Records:
# # # #

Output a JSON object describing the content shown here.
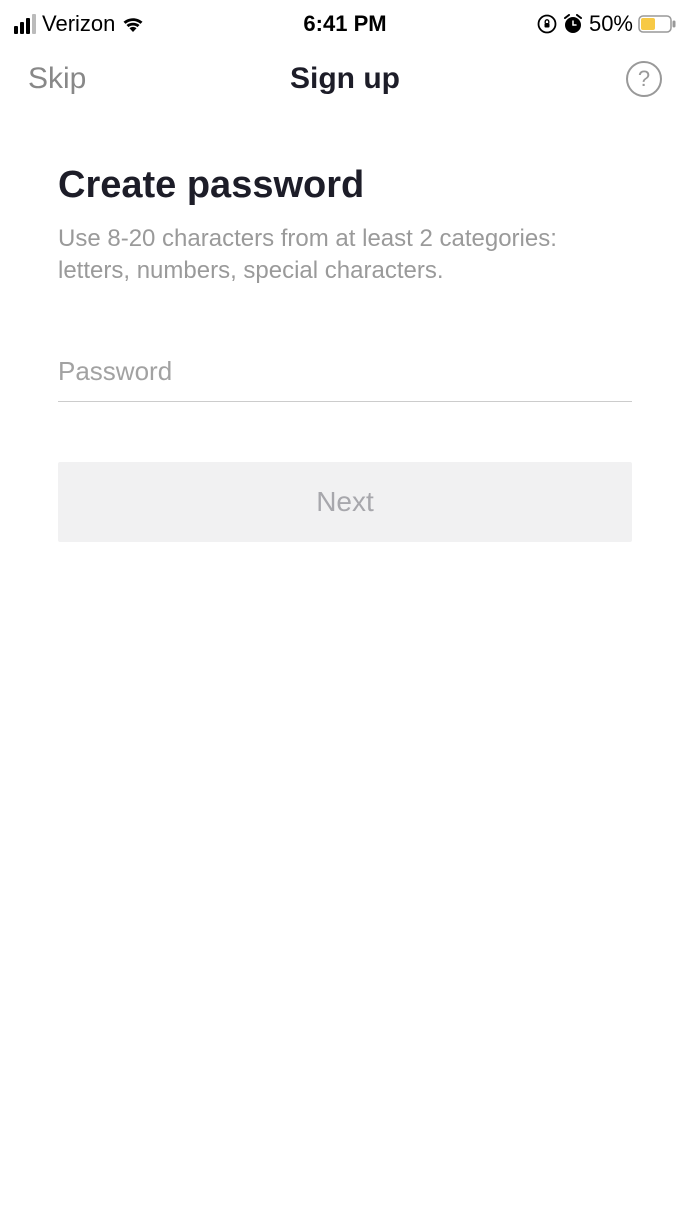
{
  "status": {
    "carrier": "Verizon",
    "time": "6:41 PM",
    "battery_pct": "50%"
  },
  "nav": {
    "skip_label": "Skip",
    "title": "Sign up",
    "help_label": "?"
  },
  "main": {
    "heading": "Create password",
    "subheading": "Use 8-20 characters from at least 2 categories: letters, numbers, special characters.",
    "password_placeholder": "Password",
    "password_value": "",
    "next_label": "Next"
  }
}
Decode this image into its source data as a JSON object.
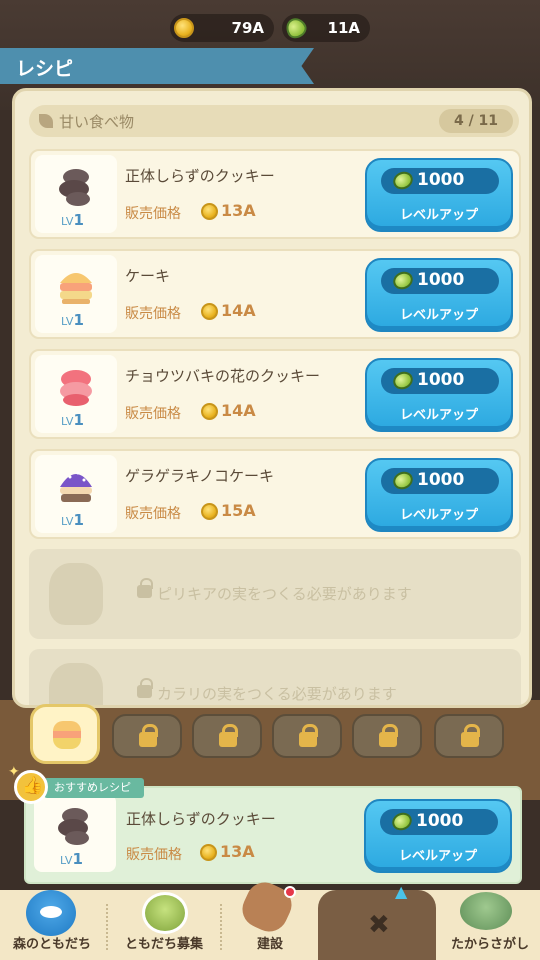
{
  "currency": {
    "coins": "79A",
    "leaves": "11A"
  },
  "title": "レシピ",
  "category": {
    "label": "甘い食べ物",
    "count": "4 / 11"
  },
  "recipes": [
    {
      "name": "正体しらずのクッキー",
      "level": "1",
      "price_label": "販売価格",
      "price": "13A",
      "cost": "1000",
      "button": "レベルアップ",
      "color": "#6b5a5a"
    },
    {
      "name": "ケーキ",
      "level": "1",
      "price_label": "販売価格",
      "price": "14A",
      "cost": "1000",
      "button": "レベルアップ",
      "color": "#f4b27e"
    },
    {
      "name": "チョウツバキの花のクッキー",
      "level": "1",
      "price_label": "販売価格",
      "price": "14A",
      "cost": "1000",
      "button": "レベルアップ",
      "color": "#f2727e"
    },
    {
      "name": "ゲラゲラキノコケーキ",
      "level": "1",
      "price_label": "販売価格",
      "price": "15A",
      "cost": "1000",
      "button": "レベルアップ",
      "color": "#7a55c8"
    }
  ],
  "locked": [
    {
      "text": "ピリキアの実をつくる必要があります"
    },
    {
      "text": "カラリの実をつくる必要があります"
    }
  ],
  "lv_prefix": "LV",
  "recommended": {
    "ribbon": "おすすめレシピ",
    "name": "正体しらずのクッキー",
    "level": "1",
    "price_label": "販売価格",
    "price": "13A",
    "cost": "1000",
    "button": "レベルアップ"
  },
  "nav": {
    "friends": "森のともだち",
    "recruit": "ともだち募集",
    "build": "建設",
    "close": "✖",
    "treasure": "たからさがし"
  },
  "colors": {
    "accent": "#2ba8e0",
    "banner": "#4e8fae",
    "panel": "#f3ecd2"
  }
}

# # # #

* Set exercise:
Would you return the data exactly as written, without the pictures?

* Full output:
Output a JSON object describing the content shown here.
{
  "status": {
    "carrier": "Verizon",
    "time": "6:41 PM",
    "battery_pct": "50%"
  },
  "nav": {
    "skip_label": "Skip",
    "title": "Sign up",
    "help_label": "?"
  },
  "main": {
    "heading": "Create password",
    "subheading": "Use 8-20 characters from at least 2 categories: letters, numbers, special characters.",
    "password_placeholder": "Password",
    "password_value": "",
    "next_label": "Next"
  }
}
Decode this image into its source data as a JSON object.
{
  "currency": {
    "coins": "79A",
    "leaves": "11A"
  },
  "title": "レシピ",
  "category": {
    "label": "甘い食べ物",
    "count": "4 / 11"
  },
  "recipes": [
    {
      "name": "正体しらずのクッキー",
      "level": "1",
      "price_label": "販売価格",
      "price": "13A",
      "cost": "1000",
      "button": "レベルアップ",
      "color": "#6b5a5a"
    },
    {
      "name": "ケーキ",
      "level": "1",
      "price_label": "販売価格",
      "price": "14A",
      "cost": "1000",
      "button": "レベルアップ",
      "color": "#f4b27e"
    },
    {
      "name": "チョウツバキの花のクッキー",
      "level": "1",
      "price_label": "販売価格",
      "price": "14A",
      "cost": "1000",
      "button": "レベルアップ",
      "color": "#f2727e"
    },
    {
      "name": "ゲラゲラキノコケーキ",
      "level": "1",
      "price_label": "販売価格",
      "price": "15A",
      "cost": "1000",
      "button": "レベルアップ",
      "color": "#7a55c8"
    }
  ],
  "locked": [
    {
      "text": "ピリキアの実をつくる必要があります"
    },
    {
      "text": "カラリの実をつくる必要があります"
    }
  ],
  "lv_prefix": "LV",
  "recommended": {
    "ribbon": "おすすめレシピ",
    "name": "正体しらずのクッキー",
    "level": "1",
    "price_label": "販売価格",
    "price": "13A",
    "cost": "1000",
    "button": "レベルアップ"
  },
  "nav": {
    "friends": "森のともだち",
    "recruit": "ともだち募集",
    "build": "建設",
    "close": "✖",
    "treasure": "たからさがし"
  },
  "colors": {
    "accent": "#2ba8e0",
    "banner": "#4e8fae",
    "panel": "#f3ecd2"
  }
}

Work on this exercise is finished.